[Dataset items]
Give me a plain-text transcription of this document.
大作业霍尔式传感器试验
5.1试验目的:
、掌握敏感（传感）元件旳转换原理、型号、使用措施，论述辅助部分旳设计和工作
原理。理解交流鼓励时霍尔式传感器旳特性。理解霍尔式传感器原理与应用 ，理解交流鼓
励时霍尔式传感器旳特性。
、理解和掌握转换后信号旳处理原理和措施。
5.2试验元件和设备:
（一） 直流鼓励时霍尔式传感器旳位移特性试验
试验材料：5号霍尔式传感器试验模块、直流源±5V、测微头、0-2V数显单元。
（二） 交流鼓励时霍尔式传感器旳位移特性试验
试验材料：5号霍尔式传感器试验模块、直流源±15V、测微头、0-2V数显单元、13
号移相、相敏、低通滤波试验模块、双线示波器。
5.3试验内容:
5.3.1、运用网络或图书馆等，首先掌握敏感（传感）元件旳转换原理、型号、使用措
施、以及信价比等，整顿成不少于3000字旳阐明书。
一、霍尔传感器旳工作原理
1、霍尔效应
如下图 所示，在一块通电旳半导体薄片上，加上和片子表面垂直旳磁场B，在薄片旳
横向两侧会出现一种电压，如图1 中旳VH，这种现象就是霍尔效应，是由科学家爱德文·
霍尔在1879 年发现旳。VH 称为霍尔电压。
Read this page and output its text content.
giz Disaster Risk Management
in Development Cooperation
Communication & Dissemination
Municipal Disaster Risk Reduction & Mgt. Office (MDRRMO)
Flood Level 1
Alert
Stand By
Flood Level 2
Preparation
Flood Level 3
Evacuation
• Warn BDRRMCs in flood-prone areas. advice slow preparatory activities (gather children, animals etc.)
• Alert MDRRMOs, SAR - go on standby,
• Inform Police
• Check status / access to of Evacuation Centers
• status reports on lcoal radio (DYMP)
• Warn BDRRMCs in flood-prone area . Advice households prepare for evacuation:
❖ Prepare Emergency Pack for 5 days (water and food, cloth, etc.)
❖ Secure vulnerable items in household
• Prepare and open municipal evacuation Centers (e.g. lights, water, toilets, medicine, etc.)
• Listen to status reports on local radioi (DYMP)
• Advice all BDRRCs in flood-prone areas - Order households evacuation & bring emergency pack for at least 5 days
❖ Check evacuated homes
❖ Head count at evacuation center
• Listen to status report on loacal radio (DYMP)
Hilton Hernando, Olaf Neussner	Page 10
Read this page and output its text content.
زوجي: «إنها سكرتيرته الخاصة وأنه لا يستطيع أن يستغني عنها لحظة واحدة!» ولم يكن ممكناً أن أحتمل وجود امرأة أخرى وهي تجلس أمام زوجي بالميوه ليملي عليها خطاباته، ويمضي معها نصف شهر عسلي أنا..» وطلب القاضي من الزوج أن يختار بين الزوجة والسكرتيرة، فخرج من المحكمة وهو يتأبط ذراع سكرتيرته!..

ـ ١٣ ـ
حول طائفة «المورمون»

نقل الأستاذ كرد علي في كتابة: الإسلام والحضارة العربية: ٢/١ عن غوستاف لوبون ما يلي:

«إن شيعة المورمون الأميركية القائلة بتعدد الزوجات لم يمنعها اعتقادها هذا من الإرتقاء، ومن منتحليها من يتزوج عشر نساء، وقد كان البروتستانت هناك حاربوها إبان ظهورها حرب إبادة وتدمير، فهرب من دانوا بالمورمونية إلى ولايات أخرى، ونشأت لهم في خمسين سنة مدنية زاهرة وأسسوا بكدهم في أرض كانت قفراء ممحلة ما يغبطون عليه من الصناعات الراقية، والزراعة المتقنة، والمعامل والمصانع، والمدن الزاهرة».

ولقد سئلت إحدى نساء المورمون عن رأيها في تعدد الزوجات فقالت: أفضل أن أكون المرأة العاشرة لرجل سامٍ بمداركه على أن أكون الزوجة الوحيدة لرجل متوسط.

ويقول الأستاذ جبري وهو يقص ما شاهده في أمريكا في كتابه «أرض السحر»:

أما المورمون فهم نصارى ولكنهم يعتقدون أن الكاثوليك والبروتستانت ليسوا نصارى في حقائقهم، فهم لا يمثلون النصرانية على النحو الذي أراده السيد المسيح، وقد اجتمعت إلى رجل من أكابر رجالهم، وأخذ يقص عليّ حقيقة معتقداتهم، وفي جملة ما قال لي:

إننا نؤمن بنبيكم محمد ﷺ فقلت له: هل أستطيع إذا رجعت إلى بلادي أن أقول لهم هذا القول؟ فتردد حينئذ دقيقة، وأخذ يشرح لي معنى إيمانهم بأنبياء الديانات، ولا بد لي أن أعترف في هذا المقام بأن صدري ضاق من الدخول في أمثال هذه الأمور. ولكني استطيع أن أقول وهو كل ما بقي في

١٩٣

• _Exercise brief_: State only the number of lines in these entries that contain "نساء".

• _Output of the exercise_: 2